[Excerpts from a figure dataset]

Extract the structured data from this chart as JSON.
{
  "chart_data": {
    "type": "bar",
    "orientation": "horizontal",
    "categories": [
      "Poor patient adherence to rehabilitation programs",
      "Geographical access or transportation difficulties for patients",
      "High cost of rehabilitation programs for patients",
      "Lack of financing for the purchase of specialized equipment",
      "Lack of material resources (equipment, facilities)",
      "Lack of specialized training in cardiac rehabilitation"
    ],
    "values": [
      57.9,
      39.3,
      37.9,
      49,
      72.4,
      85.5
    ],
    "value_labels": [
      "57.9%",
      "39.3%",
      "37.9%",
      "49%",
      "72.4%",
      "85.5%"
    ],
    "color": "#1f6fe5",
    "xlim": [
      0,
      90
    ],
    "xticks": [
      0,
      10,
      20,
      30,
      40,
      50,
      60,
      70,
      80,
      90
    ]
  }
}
...
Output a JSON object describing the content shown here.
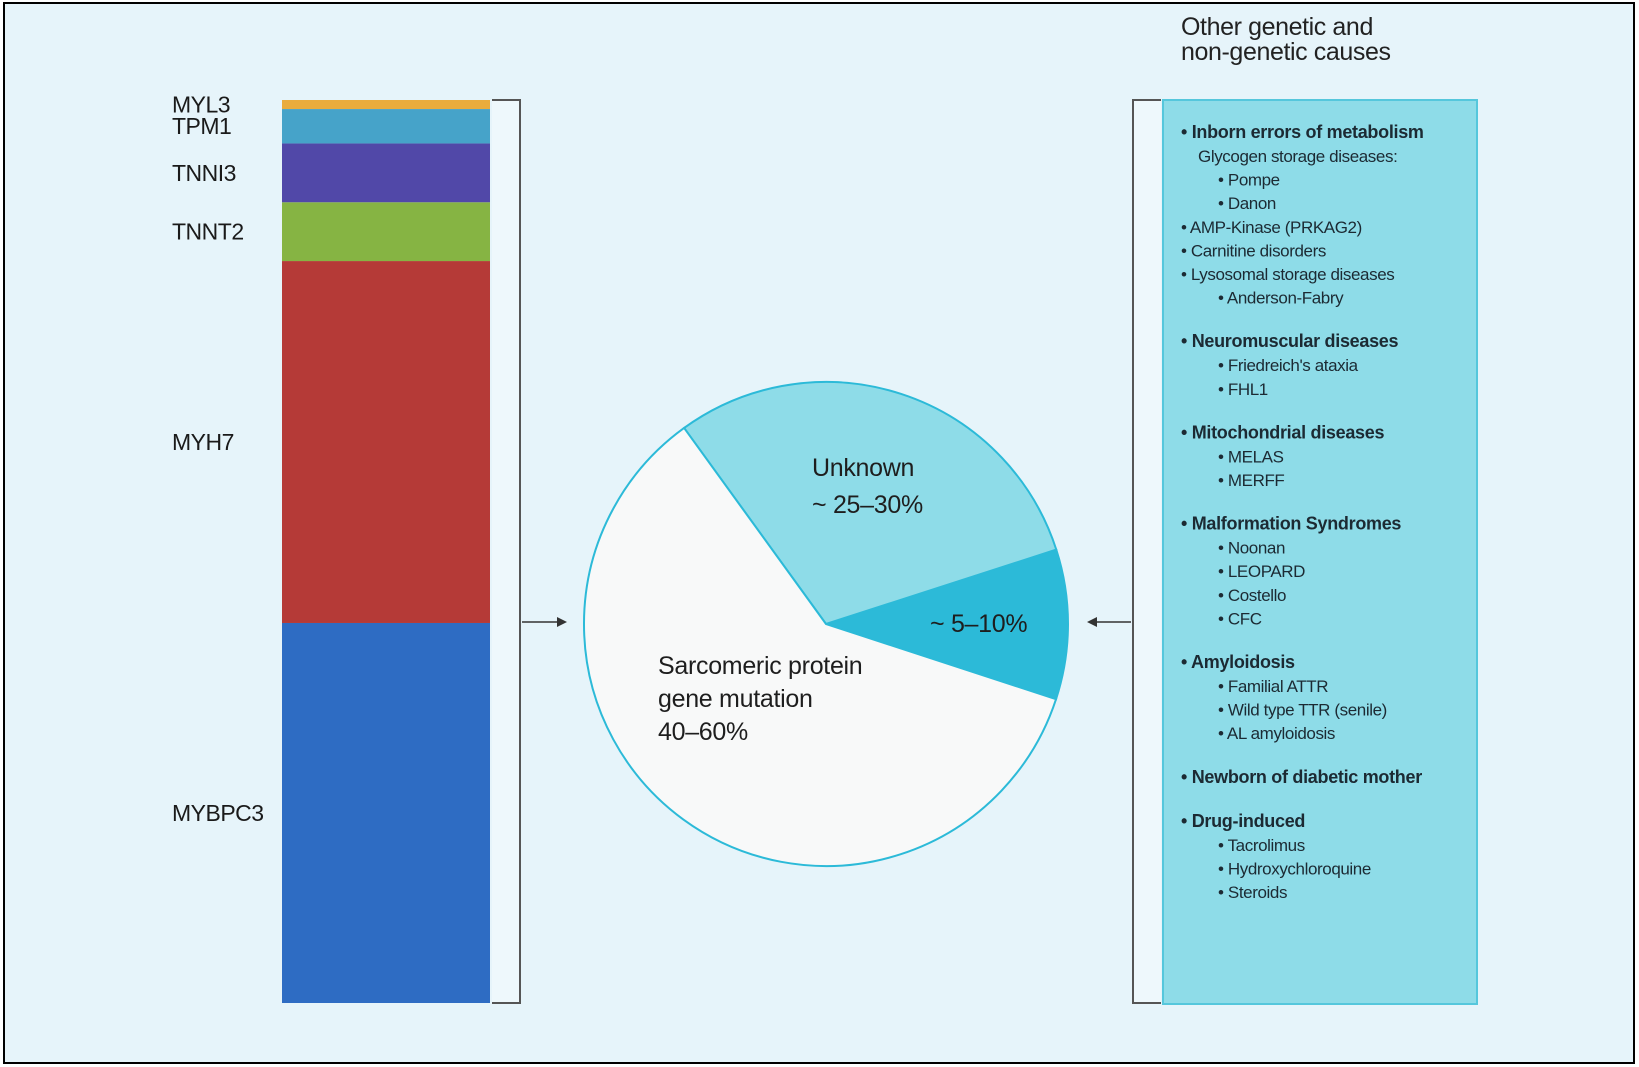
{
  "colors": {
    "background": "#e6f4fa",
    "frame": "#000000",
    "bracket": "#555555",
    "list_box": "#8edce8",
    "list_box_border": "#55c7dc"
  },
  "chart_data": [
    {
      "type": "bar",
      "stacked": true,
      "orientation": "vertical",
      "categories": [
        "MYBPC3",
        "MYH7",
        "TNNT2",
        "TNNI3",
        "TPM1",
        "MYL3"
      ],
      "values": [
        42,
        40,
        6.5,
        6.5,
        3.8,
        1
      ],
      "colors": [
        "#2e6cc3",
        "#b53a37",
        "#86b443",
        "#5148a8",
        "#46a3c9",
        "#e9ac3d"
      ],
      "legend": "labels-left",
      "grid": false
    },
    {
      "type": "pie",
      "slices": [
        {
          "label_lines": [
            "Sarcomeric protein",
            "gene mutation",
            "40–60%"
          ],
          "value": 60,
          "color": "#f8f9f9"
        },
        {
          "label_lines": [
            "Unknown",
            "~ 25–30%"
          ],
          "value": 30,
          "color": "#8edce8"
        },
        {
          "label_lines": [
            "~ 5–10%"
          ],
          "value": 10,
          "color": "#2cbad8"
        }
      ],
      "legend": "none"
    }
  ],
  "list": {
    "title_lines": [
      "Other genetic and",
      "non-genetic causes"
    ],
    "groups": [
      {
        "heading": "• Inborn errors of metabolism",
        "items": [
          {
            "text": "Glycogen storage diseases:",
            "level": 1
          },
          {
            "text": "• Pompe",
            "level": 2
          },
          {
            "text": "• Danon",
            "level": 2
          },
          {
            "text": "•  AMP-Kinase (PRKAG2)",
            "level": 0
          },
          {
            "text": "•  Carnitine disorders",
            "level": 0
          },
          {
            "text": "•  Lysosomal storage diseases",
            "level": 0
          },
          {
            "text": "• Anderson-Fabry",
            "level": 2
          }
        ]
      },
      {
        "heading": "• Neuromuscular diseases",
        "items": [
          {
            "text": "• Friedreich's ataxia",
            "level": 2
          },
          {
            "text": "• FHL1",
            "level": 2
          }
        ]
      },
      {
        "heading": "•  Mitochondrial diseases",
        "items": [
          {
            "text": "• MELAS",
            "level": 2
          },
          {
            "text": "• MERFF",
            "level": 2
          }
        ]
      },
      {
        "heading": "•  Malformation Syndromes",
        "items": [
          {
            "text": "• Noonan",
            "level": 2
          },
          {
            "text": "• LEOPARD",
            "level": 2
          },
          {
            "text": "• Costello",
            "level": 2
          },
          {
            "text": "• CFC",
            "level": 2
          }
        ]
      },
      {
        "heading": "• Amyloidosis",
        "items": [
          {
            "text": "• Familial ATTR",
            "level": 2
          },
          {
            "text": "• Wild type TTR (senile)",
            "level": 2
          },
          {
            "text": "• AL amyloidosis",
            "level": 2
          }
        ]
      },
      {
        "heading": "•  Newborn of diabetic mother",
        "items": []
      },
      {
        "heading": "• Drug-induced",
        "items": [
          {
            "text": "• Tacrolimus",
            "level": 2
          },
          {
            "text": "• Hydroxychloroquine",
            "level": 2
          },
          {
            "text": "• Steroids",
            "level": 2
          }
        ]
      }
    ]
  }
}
* * *
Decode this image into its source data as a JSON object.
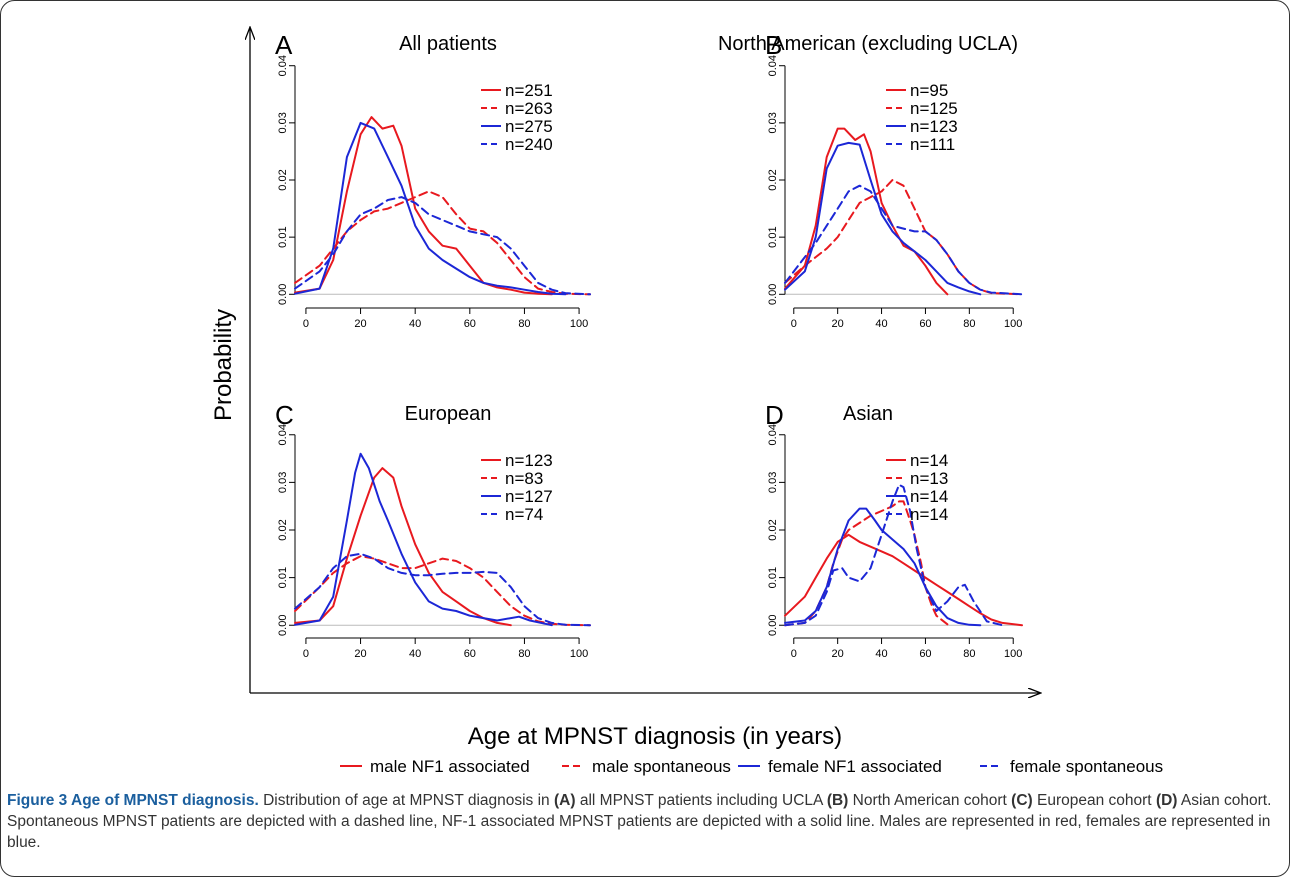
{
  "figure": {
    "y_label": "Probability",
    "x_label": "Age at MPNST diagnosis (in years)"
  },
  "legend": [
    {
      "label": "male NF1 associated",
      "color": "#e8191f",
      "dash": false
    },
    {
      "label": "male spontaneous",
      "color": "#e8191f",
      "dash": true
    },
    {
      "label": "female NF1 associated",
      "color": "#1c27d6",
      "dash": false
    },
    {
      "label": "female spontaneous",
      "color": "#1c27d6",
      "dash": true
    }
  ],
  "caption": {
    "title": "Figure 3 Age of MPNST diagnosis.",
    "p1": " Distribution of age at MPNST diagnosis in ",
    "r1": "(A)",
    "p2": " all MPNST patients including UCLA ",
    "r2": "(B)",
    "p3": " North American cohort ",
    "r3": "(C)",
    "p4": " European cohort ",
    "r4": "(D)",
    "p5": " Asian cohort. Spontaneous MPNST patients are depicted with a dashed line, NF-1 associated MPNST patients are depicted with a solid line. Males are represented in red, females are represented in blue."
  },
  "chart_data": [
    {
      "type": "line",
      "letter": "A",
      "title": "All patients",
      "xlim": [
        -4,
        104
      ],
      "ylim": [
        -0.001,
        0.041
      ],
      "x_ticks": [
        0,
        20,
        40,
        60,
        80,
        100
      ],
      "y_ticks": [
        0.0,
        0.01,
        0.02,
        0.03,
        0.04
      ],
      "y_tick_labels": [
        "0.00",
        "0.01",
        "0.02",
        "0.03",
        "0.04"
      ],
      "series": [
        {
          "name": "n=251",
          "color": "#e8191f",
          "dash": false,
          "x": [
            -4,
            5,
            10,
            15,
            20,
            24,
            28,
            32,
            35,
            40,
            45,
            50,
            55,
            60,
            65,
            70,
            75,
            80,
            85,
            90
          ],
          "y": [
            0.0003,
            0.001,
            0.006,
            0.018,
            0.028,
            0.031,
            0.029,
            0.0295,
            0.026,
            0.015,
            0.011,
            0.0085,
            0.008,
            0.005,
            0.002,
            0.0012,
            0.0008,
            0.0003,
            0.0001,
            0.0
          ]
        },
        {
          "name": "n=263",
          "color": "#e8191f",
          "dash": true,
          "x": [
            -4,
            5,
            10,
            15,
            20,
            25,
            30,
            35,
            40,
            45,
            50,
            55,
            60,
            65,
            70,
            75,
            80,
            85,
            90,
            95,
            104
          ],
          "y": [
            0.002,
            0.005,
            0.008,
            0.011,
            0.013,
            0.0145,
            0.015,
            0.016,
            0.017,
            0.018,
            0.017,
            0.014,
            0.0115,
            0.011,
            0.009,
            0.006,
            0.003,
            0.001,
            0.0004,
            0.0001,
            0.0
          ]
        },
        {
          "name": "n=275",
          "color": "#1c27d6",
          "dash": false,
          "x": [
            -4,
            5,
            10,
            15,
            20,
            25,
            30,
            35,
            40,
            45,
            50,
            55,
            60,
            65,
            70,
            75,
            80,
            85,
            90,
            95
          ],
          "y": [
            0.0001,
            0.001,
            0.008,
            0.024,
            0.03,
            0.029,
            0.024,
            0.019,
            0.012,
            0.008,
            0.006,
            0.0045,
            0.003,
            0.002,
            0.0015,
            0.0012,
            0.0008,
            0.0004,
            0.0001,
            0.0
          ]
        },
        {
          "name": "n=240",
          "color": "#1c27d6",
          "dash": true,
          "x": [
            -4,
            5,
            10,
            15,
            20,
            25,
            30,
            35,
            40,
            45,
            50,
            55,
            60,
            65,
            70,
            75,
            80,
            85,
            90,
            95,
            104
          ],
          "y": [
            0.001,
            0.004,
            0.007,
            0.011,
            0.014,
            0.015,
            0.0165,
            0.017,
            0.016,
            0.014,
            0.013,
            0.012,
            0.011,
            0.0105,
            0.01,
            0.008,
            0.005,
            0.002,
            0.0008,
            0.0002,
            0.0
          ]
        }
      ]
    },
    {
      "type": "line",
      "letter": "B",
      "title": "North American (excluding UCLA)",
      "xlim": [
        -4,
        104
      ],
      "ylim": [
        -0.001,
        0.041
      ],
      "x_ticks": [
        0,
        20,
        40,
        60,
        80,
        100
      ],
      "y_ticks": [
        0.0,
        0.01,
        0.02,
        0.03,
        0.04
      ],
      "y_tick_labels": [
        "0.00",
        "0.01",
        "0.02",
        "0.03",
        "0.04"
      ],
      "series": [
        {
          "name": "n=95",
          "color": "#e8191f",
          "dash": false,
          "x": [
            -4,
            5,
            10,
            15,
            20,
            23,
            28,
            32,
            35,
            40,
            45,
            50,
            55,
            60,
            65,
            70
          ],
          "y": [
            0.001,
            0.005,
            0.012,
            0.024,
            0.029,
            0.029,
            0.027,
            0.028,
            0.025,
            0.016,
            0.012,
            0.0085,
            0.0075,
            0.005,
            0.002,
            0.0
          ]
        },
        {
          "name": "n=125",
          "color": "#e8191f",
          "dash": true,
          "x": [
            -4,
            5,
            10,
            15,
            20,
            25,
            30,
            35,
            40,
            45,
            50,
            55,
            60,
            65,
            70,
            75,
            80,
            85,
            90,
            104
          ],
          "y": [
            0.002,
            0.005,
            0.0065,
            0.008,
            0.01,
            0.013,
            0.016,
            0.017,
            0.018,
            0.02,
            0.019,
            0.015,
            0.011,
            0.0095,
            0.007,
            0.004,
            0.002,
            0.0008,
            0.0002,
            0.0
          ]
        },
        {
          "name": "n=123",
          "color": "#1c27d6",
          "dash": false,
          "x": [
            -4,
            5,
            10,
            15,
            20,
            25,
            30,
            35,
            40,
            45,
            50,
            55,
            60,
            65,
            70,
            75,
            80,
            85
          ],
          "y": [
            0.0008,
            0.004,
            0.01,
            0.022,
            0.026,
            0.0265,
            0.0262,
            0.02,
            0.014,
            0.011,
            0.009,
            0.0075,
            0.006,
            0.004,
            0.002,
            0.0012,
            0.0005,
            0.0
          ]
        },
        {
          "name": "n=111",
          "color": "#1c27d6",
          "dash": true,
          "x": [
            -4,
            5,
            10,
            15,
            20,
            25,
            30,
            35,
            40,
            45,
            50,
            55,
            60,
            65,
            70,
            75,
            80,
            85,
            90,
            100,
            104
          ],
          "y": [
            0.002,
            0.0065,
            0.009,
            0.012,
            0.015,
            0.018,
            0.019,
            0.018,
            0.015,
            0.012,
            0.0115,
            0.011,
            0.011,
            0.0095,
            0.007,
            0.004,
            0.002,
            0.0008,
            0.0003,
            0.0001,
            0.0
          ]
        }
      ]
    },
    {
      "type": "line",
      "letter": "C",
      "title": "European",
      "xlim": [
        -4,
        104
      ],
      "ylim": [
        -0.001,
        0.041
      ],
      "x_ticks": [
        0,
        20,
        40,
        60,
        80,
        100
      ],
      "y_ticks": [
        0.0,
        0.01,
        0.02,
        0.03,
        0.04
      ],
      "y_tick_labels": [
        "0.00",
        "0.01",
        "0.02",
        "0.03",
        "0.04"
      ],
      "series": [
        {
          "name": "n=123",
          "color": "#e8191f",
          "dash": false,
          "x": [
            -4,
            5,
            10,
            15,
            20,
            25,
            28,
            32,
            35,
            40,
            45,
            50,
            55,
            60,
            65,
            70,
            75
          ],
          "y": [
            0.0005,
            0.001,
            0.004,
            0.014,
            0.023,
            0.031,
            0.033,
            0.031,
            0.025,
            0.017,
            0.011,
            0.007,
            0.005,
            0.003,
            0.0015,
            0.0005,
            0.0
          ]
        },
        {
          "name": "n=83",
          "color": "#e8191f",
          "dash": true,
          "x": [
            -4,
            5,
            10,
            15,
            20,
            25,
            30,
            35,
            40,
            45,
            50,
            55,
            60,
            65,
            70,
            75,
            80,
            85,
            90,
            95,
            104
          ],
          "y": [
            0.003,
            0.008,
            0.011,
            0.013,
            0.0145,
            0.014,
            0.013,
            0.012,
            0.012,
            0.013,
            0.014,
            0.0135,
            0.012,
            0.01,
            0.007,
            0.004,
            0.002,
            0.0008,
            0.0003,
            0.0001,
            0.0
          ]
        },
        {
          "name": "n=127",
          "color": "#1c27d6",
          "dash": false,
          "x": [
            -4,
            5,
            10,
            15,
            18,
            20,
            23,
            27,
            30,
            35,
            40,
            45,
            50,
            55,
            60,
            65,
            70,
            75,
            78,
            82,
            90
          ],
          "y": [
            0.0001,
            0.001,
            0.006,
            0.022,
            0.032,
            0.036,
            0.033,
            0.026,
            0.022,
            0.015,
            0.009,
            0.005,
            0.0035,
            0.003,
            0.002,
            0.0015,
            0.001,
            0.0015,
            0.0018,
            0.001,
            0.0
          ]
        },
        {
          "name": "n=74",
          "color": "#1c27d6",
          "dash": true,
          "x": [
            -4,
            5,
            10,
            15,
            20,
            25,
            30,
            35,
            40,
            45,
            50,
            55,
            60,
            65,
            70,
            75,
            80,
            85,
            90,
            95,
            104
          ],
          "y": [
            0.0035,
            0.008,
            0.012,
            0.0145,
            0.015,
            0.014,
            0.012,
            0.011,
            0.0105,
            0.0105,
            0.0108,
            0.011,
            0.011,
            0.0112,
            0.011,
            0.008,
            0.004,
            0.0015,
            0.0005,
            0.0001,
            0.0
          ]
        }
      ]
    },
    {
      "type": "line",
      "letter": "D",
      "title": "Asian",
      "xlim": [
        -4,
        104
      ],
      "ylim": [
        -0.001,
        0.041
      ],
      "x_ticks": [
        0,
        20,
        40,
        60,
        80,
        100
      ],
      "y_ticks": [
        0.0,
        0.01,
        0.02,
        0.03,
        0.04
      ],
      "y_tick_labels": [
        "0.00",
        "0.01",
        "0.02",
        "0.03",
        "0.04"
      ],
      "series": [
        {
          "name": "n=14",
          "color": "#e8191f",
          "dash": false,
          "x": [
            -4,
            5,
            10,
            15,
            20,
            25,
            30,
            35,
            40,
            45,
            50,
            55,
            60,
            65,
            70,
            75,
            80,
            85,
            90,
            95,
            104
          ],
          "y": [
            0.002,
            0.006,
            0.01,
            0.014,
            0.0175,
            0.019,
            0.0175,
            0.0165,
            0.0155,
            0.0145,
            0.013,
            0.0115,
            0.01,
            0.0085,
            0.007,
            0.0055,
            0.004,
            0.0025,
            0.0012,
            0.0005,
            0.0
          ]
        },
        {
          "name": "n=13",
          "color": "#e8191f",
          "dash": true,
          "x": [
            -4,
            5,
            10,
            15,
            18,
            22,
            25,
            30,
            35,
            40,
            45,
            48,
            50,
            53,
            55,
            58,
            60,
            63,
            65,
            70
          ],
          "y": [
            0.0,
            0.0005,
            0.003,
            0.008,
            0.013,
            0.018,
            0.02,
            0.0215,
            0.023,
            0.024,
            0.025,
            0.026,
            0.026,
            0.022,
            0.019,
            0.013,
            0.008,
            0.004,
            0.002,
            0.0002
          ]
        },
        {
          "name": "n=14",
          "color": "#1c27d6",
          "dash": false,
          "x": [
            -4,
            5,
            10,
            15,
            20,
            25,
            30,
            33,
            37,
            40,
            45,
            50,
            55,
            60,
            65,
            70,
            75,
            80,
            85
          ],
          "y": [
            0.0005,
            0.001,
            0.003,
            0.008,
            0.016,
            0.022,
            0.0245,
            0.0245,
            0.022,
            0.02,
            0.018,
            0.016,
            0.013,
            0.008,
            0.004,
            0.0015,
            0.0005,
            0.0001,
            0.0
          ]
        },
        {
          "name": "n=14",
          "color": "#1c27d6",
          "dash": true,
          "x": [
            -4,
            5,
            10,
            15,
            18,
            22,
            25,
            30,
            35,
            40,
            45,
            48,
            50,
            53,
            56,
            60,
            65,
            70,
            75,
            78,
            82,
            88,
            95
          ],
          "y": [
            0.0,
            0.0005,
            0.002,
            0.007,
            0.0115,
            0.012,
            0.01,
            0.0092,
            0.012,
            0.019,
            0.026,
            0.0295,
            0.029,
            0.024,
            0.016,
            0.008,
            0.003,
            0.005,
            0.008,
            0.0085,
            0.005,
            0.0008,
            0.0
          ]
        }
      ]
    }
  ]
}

(Your task)
If the string "legend" is in a line of the entries, pick that line out.

(Written solution)
      "legend": "labels-left",
      "legend": "none"
  "legend": [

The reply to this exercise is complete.